Supplied information
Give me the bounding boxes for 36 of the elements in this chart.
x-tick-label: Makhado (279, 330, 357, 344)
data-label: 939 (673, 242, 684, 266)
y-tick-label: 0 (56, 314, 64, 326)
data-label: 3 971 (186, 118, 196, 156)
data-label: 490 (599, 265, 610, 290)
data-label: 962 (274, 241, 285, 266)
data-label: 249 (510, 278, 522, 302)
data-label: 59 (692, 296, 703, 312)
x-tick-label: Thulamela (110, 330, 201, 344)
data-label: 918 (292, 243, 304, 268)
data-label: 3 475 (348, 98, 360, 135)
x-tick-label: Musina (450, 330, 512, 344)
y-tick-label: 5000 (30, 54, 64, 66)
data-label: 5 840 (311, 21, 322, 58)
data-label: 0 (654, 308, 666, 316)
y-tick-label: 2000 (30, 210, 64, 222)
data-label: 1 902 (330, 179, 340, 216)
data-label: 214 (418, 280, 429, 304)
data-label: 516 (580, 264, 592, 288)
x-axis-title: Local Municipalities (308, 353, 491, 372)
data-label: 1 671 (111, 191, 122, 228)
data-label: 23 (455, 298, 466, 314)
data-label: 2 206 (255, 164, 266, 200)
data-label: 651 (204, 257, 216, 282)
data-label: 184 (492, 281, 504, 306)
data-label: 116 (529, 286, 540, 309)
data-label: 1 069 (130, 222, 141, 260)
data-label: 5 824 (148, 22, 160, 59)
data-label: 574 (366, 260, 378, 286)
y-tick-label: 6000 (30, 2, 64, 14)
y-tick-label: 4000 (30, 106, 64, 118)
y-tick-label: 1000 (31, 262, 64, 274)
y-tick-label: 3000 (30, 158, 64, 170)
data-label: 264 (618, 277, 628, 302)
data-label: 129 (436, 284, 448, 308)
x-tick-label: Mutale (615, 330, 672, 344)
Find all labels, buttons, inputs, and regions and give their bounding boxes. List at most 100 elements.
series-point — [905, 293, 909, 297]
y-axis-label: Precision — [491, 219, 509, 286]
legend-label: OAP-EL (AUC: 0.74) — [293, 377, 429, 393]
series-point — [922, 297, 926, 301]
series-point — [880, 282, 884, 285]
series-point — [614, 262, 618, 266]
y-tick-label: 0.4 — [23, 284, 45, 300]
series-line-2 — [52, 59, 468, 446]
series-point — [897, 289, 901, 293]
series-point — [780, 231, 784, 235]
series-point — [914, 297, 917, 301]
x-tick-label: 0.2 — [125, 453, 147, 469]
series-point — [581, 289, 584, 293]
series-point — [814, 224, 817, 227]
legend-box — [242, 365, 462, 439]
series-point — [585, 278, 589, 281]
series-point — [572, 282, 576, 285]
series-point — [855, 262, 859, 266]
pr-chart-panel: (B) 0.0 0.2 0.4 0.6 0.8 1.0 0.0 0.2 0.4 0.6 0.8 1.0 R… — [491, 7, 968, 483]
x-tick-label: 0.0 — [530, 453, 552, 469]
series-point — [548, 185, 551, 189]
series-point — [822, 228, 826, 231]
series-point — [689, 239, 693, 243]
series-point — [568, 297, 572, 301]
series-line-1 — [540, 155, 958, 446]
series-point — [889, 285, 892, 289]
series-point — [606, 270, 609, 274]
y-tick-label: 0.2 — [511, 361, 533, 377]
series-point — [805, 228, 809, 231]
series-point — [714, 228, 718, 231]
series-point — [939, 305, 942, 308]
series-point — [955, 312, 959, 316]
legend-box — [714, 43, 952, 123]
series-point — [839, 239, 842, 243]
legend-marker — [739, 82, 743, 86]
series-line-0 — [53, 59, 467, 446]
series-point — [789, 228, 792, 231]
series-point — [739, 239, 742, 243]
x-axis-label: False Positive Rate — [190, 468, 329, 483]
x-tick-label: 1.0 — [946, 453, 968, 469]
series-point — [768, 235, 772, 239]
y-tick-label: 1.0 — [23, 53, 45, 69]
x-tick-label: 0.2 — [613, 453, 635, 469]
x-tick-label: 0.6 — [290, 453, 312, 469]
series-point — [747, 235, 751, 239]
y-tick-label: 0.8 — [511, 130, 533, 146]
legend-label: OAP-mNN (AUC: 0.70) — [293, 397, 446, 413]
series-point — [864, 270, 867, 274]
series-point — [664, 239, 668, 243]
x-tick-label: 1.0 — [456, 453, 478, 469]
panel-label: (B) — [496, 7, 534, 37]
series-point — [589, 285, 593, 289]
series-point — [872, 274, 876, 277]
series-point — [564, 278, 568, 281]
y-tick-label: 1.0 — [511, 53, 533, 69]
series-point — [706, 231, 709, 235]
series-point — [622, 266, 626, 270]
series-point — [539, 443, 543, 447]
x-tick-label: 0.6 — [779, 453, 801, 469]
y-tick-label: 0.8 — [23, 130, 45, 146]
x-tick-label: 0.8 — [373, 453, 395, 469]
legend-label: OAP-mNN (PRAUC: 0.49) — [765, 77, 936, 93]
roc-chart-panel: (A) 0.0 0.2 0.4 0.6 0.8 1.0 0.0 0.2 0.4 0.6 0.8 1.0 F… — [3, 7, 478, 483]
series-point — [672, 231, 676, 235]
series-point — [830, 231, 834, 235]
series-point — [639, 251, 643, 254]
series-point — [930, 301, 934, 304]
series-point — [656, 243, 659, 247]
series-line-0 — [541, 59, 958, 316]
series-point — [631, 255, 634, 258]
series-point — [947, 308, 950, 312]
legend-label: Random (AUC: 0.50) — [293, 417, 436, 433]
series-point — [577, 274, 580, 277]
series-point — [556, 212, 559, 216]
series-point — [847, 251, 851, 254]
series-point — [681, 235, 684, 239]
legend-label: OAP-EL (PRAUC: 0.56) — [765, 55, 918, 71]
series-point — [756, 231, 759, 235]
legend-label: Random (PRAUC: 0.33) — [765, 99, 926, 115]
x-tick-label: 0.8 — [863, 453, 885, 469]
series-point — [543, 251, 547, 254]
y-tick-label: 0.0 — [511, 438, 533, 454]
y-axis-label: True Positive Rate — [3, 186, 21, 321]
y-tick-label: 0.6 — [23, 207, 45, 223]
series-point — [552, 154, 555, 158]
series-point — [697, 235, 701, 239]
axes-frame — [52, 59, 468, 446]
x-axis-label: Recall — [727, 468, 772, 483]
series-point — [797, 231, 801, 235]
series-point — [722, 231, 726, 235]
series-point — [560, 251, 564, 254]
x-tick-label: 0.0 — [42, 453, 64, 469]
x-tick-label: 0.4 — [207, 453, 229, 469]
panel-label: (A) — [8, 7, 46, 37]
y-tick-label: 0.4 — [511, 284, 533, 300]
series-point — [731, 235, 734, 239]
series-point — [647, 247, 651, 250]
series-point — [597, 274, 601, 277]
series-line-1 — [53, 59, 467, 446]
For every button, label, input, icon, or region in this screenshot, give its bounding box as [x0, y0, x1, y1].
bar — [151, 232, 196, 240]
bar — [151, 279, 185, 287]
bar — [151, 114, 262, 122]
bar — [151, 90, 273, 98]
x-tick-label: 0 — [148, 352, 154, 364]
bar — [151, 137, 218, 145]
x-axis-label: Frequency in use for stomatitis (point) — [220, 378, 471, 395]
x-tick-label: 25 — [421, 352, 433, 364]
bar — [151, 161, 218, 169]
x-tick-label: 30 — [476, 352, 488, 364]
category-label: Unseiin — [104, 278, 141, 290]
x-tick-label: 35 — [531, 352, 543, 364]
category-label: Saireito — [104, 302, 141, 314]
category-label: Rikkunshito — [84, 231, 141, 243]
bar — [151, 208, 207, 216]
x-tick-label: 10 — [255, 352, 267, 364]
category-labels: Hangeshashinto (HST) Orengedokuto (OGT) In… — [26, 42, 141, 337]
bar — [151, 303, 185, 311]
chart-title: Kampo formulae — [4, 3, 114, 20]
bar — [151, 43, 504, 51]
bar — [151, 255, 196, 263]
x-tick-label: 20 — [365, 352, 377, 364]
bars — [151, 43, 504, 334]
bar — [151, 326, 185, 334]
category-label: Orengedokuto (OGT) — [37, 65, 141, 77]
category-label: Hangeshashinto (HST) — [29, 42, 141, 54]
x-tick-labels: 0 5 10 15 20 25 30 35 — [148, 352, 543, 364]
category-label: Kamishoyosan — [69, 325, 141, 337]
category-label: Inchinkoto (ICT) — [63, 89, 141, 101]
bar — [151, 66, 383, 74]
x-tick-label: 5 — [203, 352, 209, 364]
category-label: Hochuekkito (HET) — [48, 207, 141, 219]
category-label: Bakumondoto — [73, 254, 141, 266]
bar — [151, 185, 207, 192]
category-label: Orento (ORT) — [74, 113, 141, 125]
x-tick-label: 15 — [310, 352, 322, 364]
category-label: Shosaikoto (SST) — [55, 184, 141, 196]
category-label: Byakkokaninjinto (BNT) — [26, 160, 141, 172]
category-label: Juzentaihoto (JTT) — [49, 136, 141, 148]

What is required
Starting at the beginning of the listing and ending at the line that contains "y-tick-label: 4000 (30, 106, 64, 118)", write those lines out again, swapping every "data-label" for "value-label" and changing nothing else.

Answer for this exercise
Give me the bounding boxes for 36 of the elements in this chart.
x-tick-label: Makhado (279, 330, 357, 344)
value-label: 939 (673, 242, 684, 266)
y-tick-label: 0 (56, 314, 64, 326)
value-label: 3 971 (186, 118, 196, 156)
value-label: 490 (599, 265, 610, 290)
value-label: 962 (274, 241, 285, 266)
value-label: 249 (510, 278, 522, 302)
value-label: 59 (692, 296, 703, 312)
x-tick-label: Thulamela (110, 330, 201, 344)
value-label: 918 (292, 243, 304, 268)
value-label: 3 475 (348, 98, 360, 135)
x-tick-label: Musina (450, 330, 512, 344)
y-tick-label: 5000 (30, 54, 64, 66)
value-label: 5 840 (311, 21, 322, 58)
value-label: 0 (654, 308, 666, 316)
y-tick-label: 2000 (30, 210, 64, 222)
value-label: 1 902 (330, 179, 340, 216)
value-label: 214 (418, 280, 429, 304)
value-label: 516 (580, 264, 592, 288)
x-axis-title: Local Municipalities (308, 353, 491, 372)
value-label: 1 671 (111, 191, 122, 228)
value-label: 23 (455, 298, 466, 314)
value-label: 2 206 (255, 164, 266, 200)
value-label: 651 (204, 257, 216, 282)
value-label: 184 (492, 281, 504, 306)
value-label: 116 (529, 286, 540, 309)
value-label: 1 069 (130, 222, 141, 260)
value-label: 5 824 (148, 22, 160, 59)
value-label: 574 (366, 260, 378, 286)
y-tick-label: 6000 (30, 2, 64, 14)
y-tick-label: 4000 (30, 106, 64, 118)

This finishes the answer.